= Work to be completed =
Return every line below in which "JSON" appears.

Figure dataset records
★ ★ ★ ★ ★
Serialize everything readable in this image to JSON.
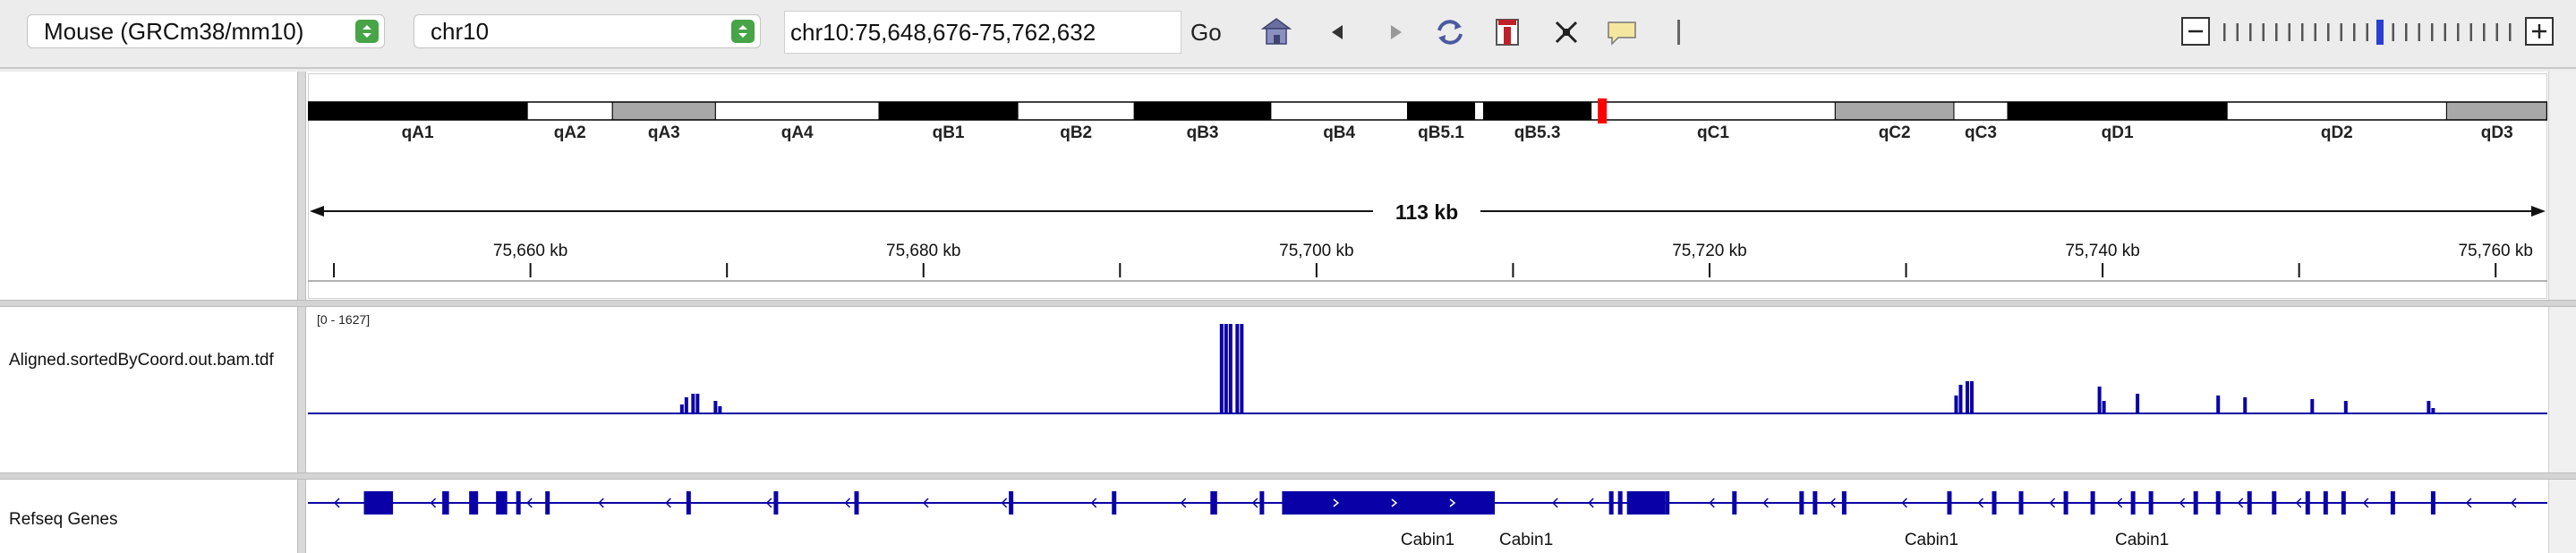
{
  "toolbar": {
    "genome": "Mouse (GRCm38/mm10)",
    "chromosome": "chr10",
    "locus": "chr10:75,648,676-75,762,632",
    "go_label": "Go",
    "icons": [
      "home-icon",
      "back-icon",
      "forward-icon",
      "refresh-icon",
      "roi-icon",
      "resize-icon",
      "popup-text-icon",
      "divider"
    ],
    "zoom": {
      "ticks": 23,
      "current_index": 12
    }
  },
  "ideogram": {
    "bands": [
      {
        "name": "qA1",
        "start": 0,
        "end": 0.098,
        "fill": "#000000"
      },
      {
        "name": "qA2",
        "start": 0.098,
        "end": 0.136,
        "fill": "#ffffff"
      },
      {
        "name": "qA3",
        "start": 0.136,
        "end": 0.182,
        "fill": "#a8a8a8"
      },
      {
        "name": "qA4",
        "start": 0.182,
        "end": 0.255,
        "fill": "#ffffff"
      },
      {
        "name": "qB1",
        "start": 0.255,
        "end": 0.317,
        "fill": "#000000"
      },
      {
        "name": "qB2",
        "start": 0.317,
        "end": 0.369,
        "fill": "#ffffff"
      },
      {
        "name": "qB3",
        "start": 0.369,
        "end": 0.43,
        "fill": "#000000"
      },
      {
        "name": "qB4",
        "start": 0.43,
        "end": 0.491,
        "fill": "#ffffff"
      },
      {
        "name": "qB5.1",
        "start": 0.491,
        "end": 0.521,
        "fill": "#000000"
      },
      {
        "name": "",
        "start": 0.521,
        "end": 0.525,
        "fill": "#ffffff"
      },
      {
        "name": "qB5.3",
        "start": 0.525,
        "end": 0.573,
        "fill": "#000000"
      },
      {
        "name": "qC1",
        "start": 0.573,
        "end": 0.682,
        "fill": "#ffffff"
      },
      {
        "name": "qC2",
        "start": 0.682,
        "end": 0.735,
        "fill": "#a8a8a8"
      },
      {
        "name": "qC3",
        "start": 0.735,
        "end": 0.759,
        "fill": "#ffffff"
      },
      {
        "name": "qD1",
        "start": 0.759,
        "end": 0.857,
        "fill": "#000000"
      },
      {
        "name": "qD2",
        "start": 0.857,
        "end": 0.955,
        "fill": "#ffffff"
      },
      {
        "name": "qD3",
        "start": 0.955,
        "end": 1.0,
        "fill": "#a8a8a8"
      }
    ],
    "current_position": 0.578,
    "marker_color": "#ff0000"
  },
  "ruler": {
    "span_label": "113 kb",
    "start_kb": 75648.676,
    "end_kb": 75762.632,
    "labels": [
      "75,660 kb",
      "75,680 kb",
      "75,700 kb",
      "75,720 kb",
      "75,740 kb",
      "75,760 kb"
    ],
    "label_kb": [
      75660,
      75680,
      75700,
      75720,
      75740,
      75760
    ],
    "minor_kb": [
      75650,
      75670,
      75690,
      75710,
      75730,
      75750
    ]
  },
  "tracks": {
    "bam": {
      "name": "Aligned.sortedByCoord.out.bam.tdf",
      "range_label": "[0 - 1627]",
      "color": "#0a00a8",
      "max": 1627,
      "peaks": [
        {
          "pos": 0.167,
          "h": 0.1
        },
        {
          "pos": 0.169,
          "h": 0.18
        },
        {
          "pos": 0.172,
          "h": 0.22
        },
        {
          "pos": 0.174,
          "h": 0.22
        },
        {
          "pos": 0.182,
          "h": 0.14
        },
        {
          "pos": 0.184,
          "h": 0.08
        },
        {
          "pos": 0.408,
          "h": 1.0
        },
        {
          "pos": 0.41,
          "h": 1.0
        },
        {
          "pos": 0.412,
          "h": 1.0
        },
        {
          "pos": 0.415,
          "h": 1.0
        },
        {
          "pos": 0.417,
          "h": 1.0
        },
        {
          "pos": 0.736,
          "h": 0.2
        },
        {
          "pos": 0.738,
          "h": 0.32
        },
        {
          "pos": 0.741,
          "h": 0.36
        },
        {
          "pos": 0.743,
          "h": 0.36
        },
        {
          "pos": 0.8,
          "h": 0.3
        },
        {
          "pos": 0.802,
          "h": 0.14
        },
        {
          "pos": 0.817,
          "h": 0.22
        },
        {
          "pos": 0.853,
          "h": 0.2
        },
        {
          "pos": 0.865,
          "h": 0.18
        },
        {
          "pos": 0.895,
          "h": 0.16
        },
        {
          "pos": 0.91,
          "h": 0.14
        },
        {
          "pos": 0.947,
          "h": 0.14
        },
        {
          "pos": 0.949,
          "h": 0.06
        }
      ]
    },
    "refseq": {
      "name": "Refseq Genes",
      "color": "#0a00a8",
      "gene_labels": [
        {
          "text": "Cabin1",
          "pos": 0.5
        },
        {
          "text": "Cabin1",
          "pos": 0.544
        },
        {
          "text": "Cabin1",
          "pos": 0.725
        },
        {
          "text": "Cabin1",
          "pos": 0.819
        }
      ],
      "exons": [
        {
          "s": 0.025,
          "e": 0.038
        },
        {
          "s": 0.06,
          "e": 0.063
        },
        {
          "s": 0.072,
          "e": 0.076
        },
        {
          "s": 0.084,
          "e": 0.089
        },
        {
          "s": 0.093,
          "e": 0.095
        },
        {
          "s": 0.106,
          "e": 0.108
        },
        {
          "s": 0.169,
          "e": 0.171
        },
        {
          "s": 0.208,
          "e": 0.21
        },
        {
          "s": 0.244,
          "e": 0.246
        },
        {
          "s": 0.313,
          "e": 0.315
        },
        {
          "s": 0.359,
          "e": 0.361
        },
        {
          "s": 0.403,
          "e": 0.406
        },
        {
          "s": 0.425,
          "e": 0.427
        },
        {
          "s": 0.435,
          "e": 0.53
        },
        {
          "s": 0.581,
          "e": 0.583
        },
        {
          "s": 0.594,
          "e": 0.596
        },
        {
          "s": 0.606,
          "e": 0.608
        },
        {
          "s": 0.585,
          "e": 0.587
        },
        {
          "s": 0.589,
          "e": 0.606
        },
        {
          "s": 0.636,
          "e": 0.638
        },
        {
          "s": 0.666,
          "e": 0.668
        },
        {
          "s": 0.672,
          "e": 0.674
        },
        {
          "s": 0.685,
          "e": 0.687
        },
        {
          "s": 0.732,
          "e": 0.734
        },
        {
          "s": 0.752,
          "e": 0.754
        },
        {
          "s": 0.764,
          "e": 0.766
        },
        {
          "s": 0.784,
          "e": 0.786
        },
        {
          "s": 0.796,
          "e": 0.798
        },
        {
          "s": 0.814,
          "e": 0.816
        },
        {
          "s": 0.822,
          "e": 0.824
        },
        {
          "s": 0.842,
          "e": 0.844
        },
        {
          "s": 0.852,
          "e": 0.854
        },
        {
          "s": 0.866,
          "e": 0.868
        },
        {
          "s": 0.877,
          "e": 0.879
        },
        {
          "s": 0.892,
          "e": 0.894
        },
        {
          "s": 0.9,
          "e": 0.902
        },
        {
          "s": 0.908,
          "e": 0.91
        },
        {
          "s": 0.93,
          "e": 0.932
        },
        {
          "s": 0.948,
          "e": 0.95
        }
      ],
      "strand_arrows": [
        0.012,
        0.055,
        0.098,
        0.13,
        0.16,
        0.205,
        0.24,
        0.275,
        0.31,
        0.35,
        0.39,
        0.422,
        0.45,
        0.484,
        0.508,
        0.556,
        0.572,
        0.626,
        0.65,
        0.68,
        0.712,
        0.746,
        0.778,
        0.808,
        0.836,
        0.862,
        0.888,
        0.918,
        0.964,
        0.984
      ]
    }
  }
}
★ ★ ★ ★ ★
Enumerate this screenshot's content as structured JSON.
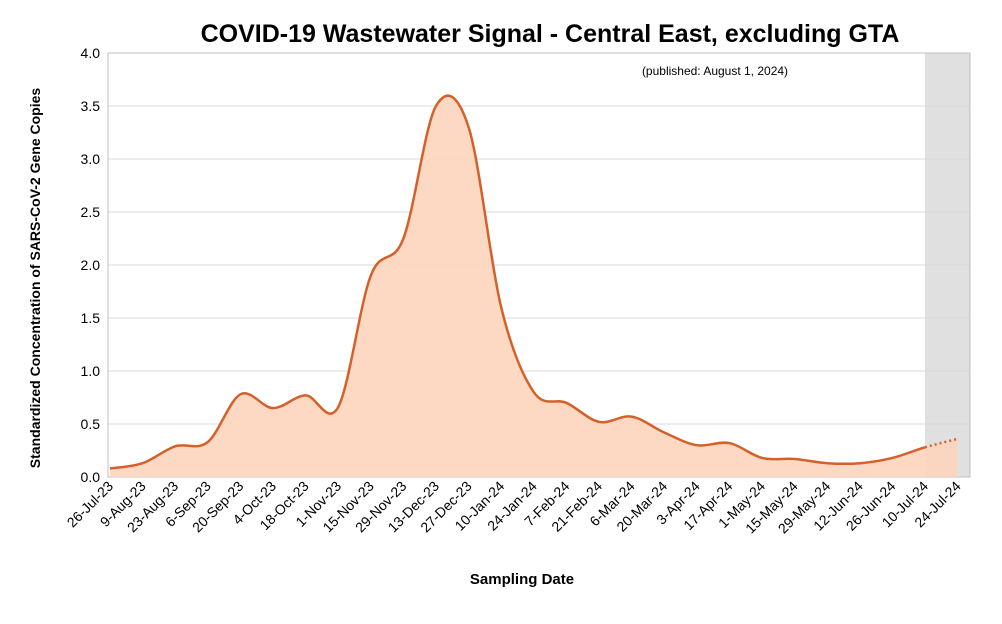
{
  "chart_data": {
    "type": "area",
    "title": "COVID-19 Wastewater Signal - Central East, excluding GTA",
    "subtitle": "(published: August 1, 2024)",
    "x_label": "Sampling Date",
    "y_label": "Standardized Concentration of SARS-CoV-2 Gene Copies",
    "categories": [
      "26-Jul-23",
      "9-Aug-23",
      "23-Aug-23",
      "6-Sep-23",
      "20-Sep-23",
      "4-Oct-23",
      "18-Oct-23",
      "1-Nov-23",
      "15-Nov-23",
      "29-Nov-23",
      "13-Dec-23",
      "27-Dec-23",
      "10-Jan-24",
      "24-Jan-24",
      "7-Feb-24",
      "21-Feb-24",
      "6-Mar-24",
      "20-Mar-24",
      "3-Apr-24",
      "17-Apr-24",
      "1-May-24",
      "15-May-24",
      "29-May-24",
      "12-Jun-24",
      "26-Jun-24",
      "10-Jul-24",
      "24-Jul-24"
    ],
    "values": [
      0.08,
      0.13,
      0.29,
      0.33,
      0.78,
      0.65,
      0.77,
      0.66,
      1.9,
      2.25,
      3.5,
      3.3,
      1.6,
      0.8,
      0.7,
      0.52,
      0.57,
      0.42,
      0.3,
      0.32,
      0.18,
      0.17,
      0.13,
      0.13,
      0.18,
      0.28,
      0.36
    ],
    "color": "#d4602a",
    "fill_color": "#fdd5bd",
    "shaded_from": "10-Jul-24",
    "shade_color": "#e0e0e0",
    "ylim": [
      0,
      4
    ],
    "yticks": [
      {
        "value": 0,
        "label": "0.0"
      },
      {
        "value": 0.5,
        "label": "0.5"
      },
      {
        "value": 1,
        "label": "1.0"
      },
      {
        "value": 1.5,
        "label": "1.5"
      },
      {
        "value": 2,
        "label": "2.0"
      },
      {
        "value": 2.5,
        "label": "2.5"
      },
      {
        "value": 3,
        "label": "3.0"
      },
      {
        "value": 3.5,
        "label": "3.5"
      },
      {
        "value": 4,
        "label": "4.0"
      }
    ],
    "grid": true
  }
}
★ ★ ★ ★ ★
= Answer to this task =
Serialize everything readable in this image to JSON.
Enumerate this screenshot's content as structured JSON.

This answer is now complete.